─── Records for the task ───

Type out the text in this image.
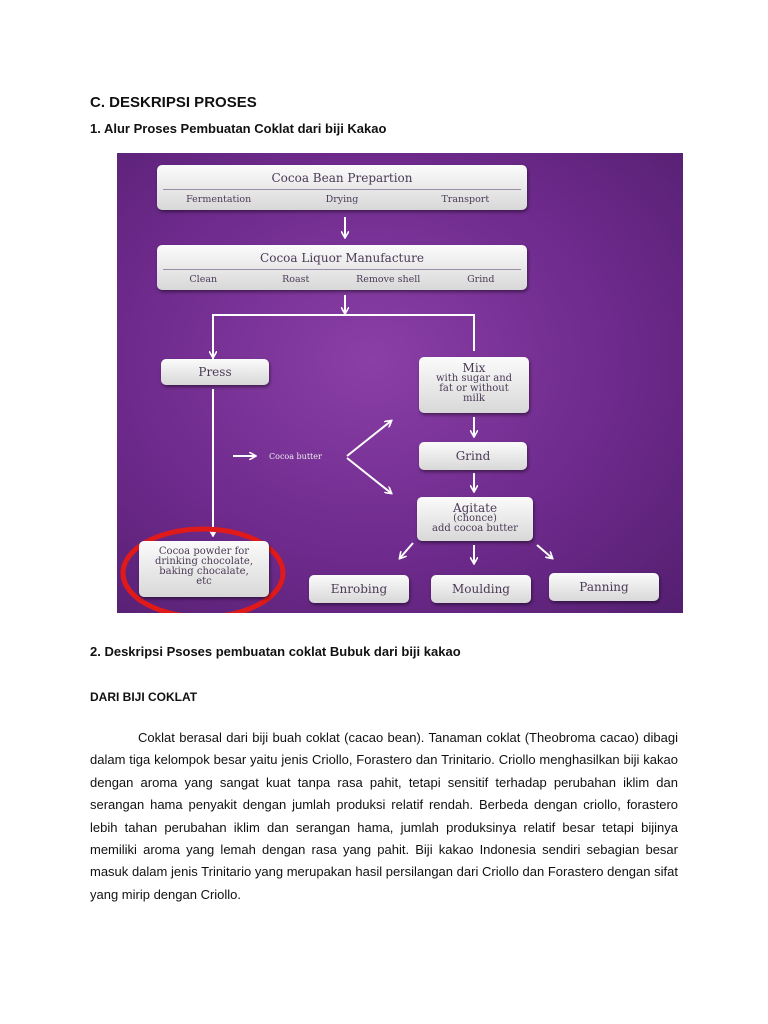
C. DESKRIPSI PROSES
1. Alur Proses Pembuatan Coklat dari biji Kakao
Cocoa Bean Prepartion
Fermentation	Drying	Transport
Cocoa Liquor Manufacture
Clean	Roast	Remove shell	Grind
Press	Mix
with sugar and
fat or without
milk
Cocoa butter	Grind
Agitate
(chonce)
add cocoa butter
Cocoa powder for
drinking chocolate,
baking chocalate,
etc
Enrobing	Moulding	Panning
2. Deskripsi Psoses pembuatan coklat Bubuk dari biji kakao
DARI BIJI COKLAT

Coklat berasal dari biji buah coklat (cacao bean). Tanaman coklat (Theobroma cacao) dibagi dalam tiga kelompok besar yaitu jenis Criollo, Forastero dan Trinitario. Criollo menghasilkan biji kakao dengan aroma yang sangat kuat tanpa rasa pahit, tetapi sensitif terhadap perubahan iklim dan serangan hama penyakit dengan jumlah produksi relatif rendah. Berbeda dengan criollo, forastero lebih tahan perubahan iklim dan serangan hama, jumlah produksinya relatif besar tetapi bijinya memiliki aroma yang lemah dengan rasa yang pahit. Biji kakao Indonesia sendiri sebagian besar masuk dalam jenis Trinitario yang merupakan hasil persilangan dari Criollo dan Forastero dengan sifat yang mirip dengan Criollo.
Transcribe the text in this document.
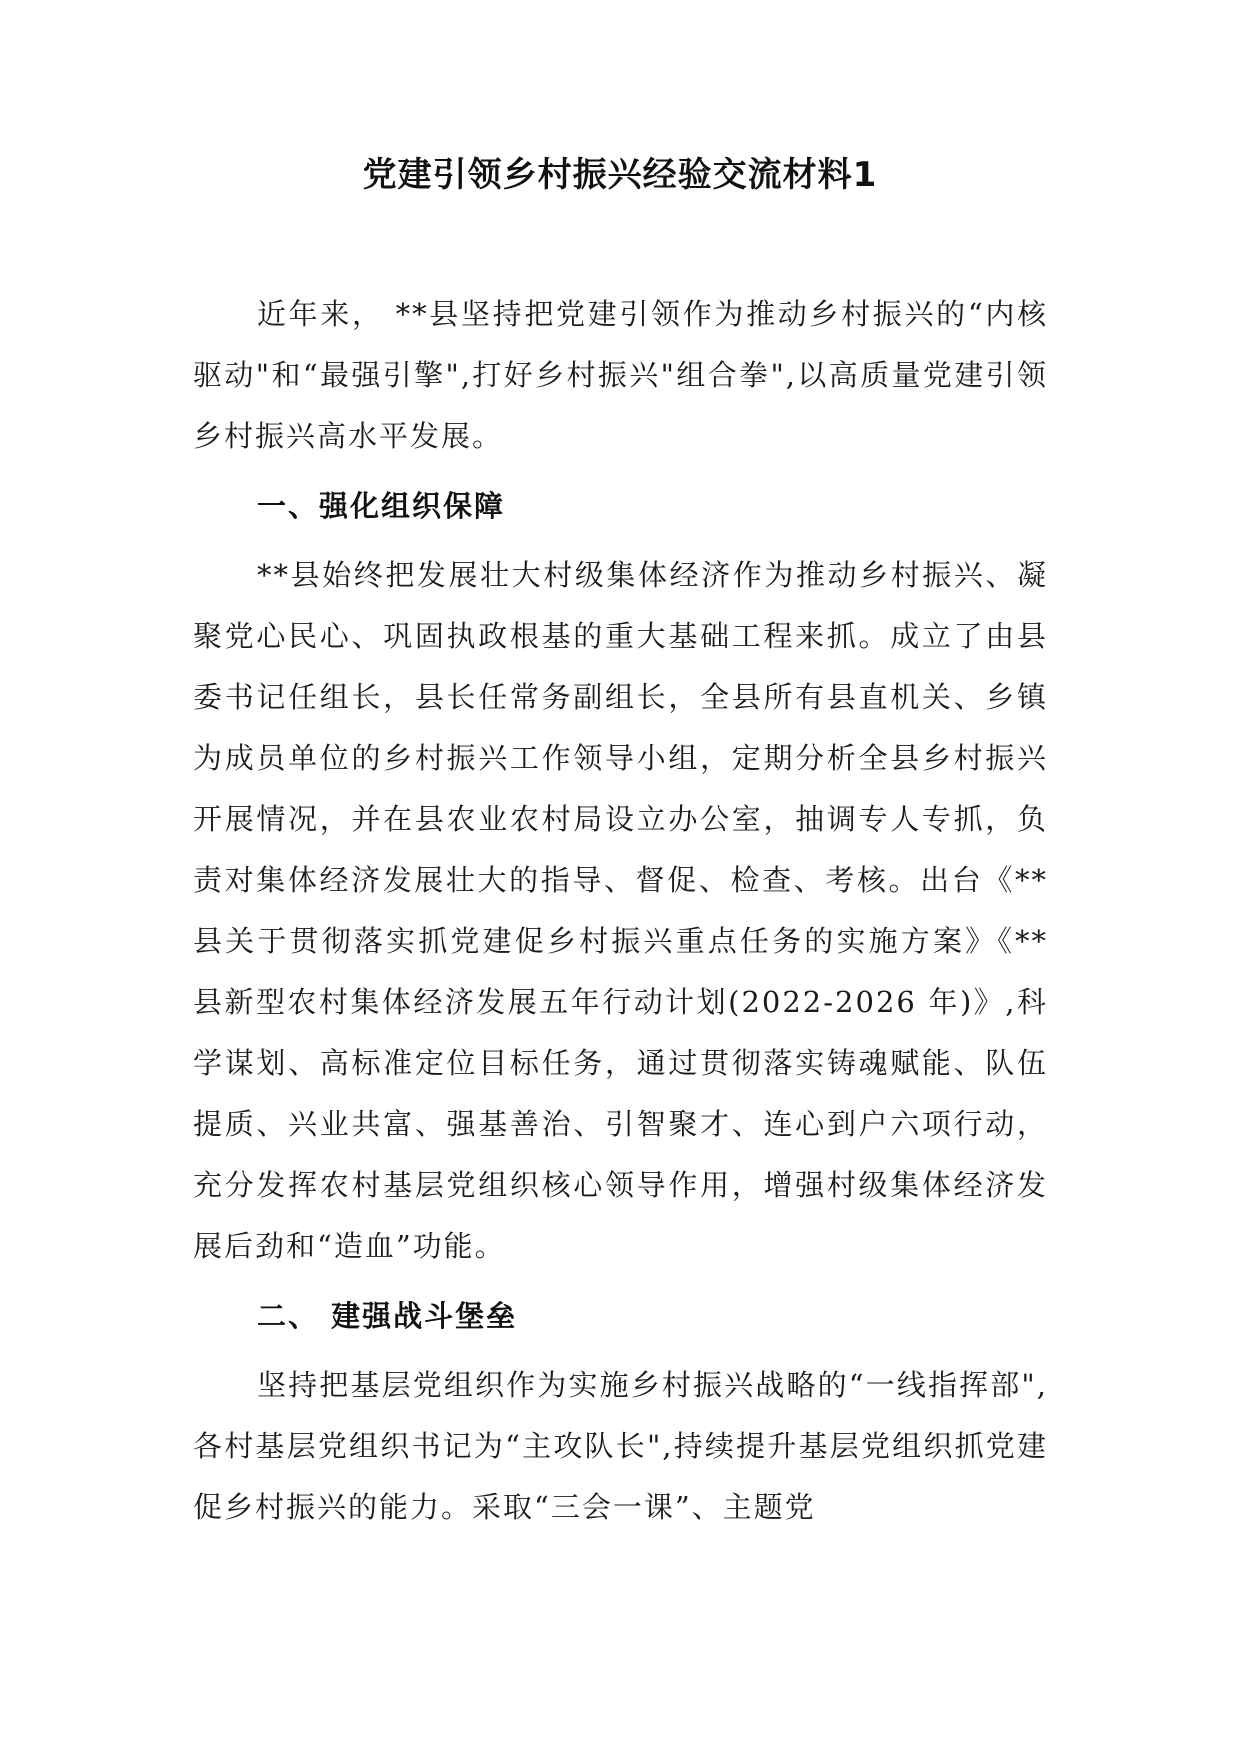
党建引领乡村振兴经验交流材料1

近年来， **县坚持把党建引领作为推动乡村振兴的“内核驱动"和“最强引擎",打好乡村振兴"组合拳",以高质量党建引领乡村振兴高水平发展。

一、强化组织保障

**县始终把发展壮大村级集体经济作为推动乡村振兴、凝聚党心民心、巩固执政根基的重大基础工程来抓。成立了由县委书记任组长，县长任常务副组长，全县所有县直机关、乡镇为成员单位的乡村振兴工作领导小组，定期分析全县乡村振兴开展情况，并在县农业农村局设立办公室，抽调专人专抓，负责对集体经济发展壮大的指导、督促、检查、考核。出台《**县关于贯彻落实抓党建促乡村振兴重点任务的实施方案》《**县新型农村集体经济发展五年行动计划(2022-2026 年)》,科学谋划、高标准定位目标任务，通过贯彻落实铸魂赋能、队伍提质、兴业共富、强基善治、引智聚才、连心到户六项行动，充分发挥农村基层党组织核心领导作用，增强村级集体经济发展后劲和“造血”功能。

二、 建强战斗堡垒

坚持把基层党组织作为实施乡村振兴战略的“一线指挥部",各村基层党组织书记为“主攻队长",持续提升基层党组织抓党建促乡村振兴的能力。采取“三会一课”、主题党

───

## Exercise brief
Looking at the records above, count the lines where the word "text" appears. State only the number.

## Solution
2